— start of Dataset rows —
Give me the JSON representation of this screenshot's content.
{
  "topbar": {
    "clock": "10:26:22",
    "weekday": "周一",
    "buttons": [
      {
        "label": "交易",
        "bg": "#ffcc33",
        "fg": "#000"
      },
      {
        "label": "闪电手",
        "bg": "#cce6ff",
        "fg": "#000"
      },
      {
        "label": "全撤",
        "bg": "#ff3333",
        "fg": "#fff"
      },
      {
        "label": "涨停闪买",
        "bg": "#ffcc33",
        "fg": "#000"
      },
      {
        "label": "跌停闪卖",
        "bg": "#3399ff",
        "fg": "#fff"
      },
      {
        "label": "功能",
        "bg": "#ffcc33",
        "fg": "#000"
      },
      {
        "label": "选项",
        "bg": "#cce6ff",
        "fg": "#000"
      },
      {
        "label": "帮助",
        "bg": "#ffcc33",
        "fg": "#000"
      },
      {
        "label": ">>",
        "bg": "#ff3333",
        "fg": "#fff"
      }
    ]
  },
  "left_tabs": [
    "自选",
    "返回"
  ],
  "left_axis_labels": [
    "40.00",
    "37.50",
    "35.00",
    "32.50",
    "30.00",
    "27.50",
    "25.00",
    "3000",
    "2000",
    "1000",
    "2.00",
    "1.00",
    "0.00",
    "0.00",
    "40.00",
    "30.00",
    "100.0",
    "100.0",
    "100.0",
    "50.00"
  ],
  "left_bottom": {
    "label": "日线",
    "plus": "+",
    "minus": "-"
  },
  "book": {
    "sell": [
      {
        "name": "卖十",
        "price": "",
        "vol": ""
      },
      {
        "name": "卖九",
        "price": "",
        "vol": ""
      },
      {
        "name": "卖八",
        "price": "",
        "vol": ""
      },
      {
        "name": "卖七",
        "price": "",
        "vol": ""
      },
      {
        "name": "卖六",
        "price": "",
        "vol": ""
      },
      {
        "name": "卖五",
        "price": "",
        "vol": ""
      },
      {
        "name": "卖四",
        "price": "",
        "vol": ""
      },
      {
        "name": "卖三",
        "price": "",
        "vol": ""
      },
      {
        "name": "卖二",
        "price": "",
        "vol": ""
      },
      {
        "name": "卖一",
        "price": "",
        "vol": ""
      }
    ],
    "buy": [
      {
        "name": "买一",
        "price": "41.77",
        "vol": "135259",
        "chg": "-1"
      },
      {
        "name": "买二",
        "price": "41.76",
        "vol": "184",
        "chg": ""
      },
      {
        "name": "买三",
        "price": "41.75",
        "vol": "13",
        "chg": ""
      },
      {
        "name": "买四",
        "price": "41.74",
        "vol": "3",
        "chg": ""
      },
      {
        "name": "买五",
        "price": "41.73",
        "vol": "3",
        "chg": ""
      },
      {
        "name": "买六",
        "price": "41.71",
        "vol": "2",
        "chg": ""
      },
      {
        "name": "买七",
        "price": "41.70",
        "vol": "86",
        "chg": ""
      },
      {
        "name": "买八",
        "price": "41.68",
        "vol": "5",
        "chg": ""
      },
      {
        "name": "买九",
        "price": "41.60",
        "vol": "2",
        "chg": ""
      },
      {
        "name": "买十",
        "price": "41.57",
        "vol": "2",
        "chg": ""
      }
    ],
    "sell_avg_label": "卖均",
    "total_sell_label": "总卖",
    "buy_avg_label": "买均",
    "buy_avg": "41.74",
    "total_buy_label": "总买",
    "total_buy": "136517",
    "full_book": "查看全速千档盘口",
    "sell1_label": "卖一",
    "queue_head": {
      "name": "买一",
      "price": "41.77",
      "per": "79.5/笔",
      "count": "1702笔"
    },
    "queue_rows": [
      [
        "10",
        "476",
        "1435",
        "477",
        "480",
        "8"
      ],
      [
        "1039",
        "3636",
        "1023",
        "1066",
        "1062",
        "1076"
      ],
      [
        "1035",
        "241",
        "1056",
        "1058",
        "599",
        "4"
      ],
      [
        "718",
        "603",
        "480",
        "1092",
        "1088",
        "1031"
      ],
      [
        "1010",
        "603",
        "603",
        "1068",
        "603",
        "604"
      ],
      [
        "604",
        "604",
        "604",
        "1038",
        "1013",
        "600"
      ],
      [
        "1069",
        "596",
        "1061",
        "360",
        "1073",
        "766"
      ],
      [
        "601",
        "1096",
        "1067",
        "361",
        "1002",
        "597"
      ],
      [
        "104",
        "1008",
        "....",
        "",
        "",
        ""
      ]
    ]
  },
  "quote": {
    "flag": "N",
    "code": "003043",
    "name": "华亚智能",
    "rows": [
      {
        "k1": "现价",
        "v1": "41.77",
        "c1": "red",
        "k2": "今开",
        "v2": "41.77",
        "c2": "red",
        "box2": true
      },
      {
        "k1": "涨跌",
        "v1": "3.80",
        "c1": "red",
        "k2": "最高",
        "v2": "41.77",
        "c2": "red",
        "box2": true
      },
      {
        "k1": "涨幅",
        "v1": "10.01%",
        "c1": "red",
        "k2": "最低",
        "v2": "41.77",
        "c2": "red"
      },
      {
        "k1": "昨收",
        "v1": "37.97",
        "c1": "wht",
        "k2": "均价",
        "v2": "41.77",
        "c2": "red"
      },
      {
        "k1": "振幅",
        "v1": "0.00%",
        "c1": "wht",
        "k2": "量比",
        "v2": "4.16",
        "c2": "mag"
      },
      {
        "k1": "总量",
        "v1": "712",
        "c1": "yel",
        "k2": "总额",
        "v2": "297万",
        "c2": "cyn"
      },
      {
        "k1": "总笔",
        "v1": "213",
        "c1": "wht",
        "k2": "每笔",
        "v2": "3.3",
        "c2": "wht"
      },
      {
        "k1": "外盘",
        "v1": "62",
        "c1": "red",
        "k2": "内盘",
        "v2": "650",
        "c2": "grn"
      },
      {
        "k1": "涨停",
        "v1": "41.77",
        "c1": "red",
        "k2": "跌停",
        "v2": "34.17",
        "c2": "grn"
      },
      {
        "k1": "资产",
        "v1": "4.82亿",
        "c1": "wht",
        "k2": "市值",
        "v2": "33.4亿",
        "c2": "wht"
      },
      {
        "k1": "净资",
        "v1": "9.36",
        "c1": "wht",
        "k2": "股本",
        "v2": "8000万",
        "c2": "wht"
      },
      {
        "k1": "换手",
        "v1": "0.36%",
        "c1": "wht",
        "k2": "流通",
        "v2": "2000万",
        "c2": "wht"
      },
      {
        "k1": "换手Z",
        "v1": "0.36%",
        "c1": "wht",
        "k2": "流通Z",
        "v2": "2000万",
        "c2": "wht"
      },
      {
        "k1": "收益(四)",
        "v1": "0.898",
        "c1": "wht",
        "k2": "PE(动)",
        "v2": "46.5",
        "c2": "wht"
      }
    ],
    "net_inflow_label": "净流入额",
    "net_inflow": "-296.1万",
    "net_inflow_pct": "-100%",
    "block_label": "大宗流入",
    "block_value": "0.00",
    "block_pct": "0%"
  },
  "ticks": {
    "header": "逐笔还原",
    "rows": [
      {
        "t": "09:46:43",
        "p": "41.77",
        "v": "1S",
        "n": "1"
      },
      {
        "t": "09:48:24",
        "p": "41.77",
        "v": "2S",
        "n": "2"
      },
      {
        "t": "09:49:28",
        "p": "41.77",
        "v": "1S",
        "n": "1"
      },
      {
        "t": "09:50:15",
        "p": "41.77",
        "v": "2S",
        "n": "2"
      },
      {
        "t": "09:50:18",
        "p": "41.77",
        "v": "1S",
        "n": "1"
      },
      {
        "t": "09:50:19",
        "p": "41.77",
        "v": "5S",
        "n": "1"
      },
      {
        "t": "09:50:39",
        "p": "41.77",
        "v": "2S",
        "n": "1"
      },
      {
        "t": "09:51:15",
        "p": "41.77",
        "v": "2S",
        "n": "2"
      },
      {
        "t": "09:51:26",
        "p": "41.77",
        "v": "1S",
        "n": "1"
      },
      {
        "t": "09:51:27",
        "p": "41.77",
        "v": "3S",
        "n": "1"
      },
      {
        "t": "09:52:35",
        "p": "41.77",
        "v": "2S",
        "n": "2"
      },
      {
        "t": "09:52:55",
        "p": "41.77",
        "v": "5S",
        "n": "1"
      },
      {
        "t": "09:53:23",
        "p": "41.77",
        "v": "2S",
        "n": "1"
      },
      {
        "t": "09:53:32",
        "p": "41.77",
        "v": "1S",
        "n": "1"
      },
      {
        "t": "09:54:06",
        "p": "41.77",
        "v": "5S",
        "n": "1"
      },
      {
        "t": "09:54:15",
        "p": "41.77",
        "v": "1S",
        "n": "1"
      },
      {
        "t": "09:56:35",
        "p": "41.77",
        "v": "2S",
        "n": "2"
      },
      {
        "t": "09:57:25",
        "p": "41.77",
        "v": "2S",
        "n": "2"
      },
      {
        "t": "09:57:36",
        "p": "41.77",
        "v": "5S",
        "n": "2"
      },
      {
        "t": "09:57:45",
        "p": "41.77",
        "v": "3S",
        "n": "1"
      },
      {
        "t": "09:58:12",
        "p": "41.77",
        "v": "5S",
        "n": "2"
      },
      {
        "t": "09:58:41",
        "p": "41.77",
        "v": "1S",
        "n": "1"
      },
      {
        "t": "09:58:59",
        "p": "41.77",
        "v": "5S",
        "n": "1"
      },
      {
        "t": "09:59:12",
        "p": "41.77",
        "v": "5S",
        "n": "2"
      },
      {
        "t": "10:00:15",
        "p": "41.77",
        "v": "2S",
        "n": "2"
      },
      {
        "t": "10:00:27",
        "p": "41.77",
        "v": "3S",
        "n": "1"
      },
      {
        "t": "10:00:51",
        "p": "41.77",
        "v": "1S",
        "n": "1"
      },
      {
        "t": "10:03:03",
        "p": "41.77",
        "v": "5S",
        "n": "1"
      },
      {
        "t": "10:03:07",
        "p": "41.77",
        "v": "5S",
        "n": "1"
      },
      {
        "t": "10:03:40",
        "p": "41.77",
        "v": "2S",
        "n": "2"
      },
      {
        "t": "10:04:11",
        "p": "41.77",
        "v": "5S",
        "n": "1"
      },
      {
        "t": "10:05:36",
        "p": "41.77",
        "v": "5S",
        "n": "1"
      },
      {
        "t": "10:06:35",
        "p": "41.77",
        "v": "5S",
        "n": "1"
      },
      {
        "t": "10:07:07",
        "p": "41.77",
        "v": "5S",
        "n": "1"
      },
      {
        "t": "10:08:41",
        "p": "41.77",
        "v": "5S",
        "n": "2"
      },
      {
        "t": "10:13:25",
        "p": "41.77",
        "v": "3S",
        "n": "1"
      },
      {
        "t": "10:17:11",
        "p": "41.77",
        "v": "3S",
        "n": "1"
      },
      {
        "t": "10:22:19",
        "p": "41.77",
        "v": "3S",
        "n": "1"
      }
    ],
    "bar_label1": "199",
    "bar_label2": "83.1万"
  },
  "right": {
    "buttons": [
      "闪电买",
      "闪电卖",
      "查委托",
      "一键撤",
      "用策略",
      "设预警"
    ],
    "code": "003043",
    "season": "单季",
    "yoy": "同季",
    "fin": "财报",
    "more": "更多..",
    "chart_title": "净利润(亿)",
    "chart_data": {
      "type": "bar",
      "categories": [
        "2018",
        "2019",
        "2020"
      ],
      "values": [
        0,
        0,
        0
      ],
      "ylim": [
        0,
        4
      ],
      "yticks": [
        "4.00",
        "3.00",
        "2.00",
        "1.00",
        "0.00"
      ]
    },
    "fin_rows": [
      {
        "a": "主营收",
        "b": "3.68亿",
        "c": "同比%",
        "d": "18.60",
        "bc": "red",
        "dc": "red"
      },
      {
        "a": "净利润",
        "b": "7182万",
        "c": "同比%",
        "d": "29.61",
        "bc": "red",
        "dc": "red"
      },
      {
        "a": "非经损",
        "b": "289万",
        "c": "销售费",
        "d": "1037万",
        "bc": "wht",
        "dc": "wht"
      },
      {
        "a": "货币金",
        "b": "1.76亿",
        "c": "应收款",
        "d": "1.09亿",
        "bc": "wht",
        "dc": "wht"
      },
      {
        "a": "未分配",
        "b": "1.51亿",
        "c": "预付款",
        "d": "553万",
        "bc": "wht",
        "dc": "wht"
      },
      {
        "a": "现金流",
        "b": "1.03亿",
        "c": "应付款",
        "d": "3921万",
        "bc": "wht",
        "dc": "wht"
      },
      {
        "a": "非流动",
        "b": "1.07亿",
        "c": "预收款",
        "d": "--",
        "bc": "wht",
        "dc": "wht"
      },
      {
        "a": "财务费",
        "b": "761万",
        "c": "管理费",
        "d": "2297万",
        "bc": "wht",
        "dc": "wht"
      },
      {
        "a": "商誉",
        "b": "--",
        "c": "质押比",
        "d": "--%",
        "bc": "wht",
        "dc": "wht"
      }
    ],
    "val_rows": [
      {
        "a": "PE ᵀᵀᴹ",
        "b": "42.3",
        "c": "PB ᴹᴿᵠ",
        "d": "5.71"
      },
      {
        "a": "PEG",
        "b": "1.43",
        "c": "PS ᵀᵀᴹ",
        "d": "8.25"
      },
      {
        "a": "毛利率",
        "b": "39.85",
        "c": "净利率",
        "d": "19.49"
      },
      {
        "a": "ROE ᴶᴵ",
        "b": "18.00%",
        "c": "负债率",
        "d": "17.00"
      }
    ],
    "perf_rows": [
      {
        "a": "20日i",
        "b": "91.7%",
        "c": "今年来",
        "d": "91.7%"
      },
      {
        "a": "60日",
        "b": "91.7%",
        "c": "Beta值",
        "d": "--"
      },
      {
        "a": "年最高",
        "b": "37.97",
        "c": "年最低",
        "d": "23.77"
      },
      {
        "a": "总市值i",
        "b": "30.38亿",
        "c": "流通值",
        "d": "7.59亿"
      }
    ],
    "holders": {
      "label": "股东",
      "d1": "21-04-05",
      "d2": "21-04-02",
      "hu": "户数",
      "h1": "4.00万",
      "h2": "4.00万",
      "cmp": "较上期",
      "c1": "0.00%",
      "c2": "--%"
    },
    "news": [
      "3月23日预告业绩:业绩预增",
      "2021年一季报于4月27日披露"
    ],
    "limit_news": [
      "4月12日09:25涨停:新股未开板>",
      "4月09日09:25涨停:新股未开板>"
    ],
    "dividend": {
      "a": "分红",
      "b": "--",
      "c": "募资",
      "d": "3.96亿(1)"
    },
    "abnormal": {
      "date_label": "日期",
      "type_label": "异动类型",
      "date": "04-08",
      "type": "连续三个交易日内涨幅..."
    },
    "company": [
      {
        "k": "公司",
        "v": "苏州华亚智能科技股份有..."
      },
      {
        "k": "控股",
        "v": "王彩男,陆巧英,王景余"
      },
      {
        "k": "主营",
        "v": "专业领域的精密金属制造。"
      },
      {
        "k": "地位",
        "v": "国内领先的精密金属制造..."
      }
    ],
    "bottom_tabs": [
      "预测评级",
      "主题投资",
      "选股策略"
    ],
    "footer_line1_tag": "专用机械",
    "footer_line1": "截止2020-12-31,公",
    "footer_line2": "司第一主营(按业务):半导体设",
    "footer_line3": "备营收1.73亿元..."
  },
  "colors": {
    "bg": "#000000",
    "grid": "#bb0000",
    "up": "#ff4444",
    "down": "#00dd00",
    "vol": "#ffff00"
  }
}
— end of Dataset rows —
Exercise directions:
Using the records above, copy every line that has the word "新股未开板" in it.

Answer to the problem:
      "4月12日09:25涨停:新股未开板>",
      "4月09日09:25涨停:新股未开板>"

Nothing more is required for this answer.